(Collected data)
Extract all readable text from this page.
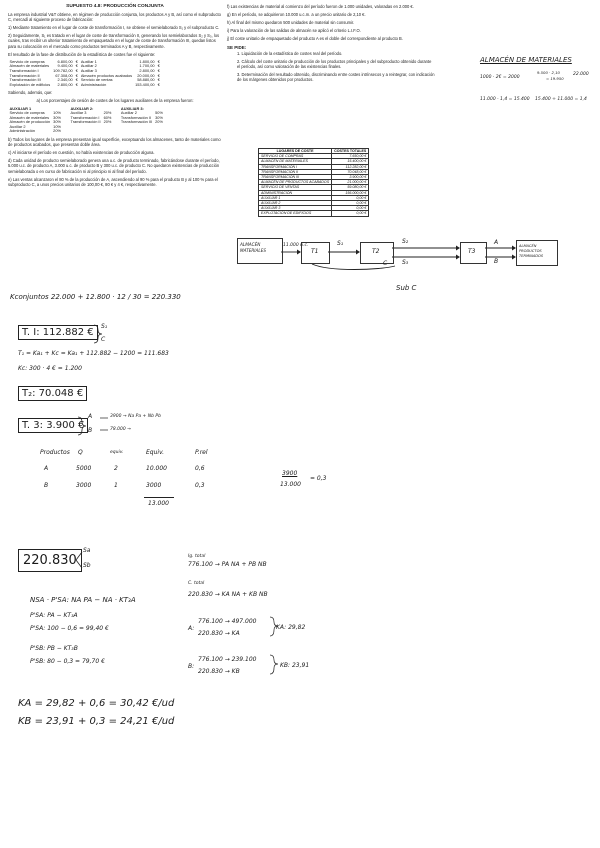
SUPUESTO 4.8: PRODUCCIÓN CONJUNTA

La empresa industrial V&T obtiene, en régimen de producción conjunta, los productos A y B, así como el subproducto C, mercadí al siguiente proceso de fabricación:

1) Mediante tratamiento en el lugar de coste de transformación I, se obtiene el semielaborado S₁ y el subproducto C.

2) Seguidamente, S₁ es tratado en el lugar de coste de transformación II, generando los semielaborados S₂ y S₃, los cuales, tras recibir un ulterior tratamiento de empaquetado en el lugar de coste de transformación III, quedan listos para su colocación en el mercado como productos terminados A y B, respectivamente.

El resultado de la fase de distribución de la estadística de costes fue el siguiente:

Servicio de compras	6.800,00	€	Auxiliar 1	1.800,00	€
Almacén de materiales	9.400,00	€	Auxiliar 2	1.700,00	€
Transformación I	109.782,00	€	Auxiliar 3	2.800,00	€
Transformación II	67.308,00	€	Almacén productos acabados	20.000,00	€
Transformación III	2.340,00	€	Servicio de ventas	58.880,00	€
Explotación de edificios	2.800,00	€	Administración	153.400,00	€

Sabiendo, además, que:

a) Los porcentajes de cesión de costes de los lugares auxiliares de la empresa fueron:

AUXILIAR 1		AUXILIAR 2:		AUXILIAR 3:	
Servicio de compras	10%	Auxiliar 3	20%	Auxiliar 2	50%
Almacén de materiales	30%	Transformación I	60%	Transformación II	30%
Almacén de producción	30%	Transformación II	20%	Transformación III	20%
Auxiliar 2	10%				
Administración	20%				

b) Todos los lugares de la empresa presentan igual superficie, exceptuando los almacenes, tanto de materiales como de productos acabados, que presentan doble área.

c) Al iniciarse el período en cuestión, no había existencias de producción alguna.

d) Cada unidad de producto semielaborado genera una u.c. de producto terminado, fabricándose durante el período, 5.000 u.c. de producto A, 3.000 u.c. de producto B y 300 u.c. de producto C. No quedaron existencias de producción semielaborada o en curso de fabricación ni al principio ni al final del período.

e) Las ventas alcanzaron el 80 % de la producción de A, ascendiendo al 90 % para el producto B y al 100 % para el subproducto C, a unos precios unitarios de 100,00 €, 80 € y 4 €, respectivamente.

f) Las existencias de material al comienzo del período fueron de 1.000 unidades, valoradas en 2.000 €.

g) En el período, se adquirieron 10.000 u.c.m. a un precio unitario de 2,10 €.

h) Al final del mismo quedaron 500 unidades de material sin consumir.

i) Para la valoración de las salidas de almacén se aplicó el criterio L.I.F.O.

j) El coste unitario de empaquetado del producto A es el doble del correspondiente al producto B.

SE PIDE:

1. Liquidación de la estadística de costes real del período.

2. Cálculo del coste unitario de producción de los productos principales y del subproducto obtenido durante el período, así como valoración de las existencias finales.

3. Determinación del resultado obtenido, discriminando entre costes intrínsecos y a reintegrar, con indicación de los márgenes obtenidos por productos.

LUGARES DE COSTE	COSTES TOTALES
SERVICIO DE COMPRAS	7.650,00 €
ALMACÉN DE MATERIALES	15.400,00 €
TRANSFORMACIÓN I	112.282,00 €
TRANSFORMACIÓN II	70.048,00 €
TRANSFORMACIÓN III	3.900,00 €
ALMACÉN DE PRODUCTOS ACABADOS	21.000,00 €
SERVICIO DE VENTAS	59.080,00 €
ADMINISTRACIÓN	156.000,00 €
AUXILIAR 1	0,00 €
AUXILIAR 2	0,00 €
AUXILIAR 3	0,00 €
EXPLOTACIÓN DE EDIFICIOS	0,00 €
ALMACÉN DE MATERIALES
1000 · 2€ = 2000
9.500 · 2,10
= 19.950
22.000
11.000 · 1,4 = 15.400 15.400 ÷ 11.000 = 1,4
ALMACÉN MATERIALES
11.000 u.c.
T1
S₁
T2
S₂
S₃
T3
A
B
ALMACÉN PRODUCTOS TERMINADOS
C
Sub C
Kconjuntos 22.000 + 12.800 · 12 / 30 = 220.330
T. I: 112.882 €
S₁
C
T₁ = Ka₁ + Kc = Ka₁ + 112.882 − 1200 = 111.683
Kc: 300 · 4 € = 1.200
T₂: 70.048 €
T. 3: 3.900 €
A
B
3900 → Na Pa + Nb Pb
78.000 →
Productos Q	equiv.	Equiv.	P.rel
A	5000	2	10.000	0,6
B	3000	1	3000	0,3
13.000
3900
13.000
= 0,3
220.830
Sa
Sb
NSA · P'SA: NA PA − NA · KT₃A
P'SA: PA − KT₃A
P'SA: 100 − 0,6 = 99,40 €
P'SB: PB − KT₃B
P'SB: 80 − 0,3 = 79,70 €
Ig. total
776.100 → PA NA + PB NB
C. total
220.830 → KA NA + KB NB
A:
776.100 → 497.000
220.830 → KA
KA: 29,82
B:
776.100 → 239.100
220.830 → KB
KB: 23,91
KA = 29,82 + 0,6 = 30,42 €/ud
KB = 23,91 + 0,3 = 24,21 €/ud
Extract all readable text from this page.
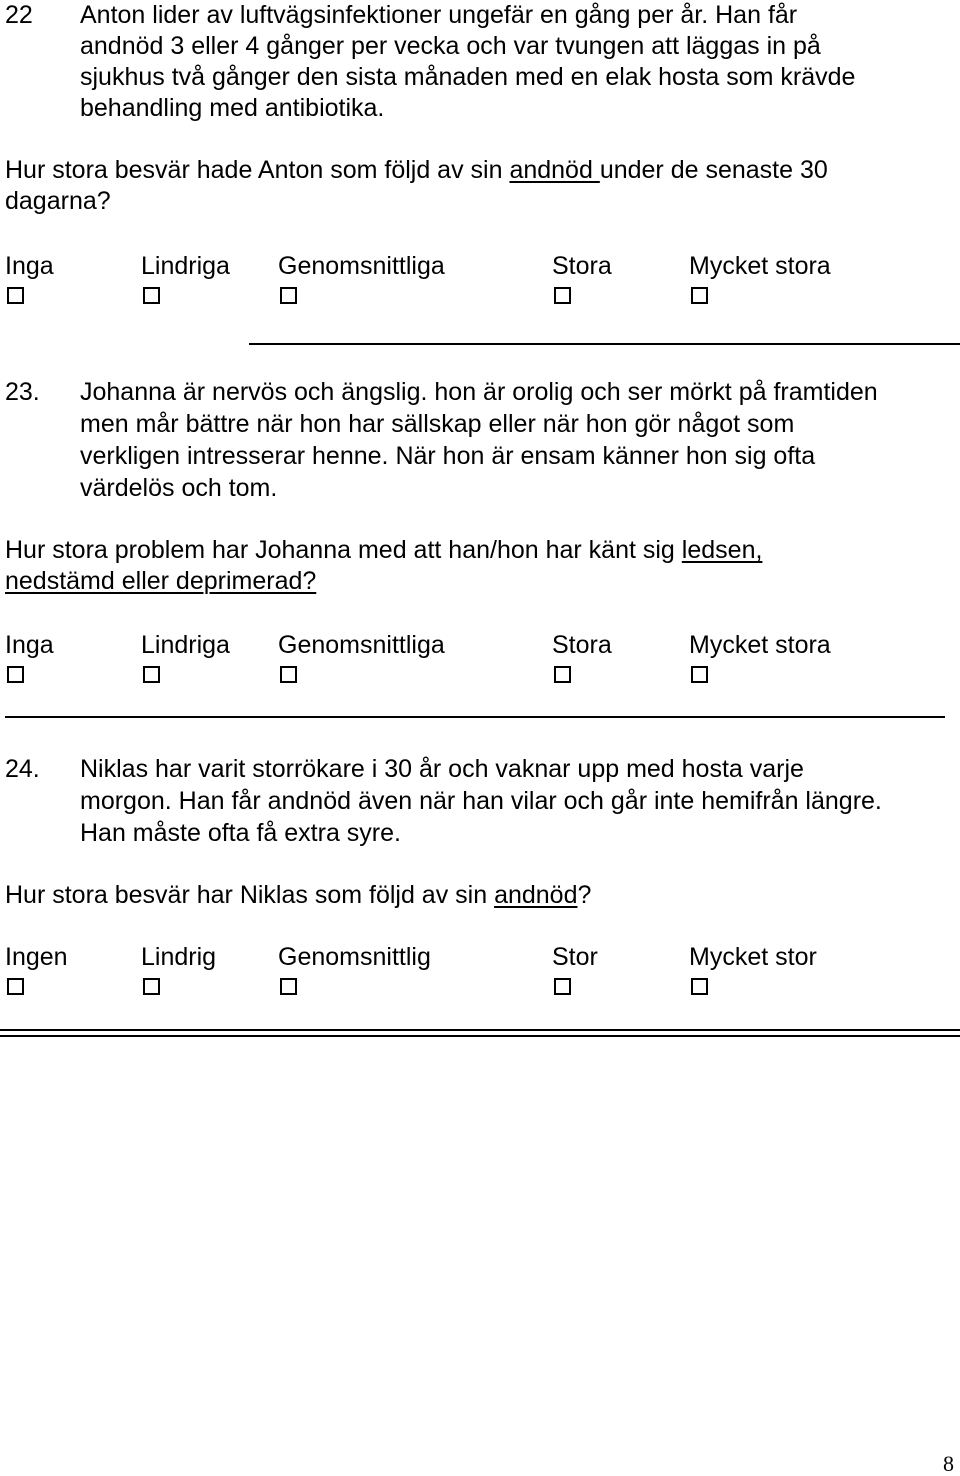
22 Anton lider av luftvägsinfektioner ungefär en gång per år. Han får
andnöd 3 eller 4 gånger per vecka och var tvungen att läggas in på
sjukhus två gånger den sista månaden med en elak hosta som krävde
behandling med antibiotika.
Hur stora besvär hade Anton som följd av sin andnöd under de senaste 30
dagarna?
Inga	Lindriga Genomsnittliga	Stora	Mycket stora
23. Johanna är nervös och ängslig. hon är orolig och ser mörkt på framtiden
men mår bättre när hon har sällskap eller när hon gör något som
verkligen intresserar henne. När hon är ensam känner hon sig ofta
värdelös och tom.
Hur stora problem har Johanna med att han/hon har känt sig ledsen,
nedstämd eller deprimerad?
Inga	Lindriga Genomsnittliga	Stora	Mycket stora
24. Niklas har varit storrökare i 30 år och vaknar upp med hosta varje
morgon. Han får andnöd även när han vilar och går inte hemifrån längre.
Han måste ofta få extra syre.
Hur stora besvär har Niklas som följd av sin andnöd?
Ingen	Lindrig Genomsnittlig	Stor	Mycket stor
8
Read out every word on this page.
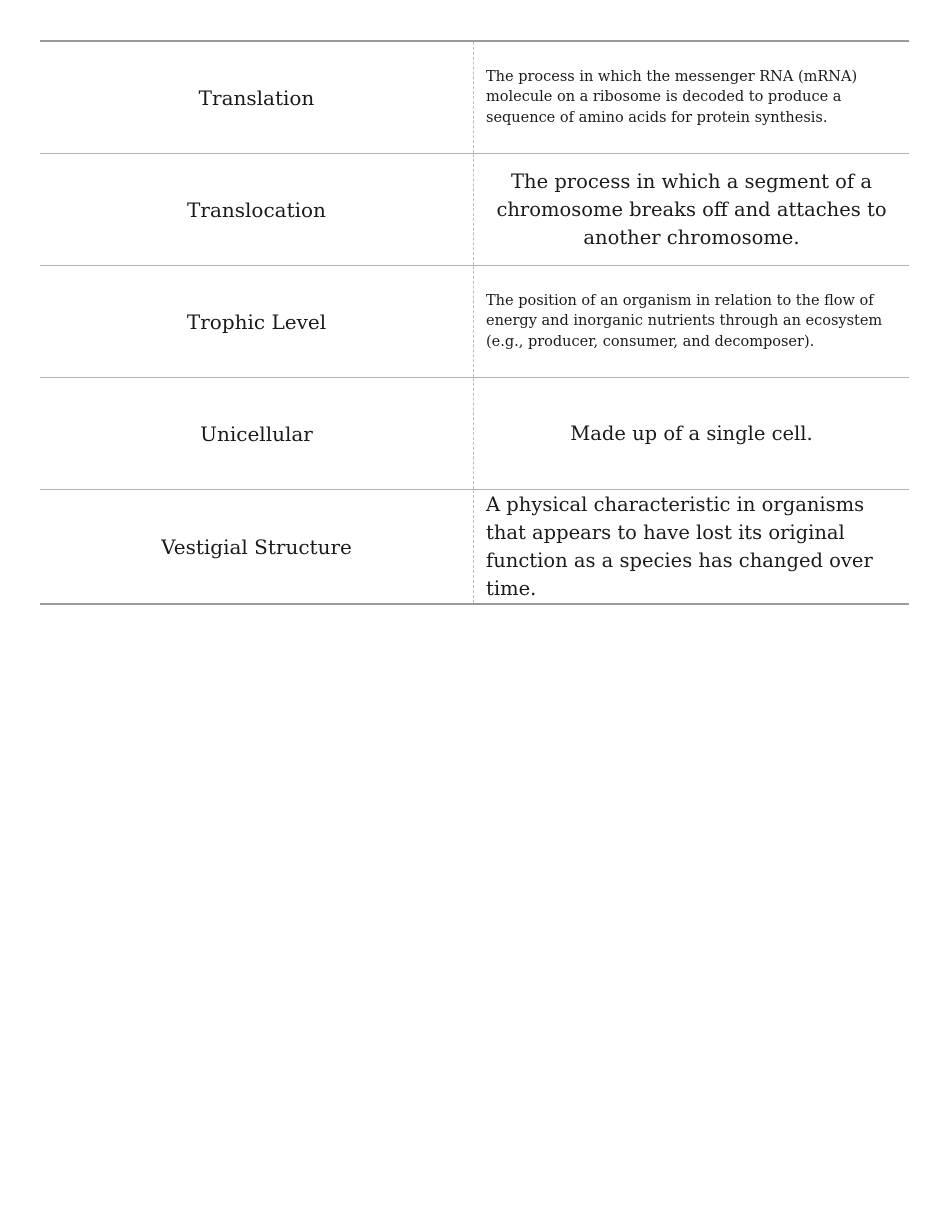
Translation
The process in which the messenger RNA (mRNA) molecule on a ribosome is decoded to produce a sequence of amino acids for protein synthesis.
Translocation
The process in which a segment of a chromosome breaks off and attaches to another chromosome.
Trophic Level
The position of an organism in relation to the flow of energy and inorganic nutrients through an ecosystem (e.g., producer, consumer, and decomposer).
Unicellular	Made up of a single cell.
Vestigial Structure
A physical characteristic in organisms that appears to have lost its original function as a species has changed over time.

Directions -
From the records above, copy each line where the word "obtenido" can be found.

Task output -
2. Cálculo del coste unitario de producción de los productos principales y del subproducto obtenido durante el período, así como valoración de las existencias finales.
3. Determinación del resultado obtenido, discriminando entre costes intrínsecos y a reintegrar, con indicación de los márgenes obtenidos por productos.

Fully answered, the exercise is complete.